# START OF EXERCISE MATERIAL

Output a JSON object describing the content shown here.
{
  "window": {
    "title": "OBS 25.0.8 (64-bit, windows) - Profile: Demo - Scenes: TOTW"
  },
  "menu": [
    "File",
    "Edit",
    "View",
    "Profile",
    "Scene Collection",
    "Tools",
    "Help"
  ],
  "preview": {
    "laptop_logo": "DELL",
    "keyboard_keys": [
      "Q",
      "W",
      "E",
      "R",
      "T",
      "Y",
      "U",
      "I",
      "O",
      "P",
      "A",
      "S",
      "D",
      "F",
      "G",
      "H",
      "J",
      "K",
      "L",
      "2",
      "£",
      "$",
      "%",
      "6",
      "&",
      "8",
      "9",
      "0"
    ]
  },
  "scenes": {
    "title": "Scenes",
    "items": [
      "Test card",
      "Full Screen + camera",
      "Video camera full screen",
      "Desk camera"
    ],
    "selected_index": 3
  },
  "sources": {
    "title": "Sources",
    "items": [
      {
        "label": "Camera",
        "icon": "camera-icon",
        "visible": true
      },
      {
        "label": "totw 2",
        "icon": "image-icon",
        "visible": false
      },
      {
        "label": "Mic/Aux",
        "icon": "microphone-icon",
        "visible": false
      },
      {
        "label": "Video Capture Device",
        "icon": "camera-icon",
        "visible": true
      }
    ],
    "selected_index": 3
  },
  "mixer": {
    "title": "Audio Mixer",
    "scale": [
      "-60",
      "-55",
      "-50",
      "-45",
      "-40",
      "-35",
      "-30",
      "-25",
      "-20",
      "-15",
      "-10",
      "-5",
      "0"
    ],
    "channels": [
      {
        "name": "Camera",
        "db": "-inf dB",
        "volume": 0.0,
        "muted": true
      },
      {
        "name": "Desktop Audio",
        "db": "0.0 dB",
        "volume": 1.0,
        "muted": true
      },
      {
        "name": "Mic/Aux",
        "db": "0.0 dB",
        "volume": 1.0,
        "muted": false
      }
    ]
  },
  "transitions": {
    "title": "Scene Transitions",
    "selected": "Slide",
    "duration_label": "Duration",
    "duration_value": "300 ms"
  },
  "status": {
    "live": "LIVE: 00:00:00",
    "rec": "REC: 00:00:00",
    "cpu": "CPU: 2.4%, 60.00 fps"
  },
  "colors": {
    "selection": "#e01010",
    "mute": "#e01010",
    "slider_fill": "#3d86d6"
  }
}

# END OF EXERCISE MATERIAL

■ OBJECTIVE
Pull out all lines from the entries above in which the word "Video" appears.

■ THE ANSWER
      "Video camera full screen",
        "label": "Video Capture Device",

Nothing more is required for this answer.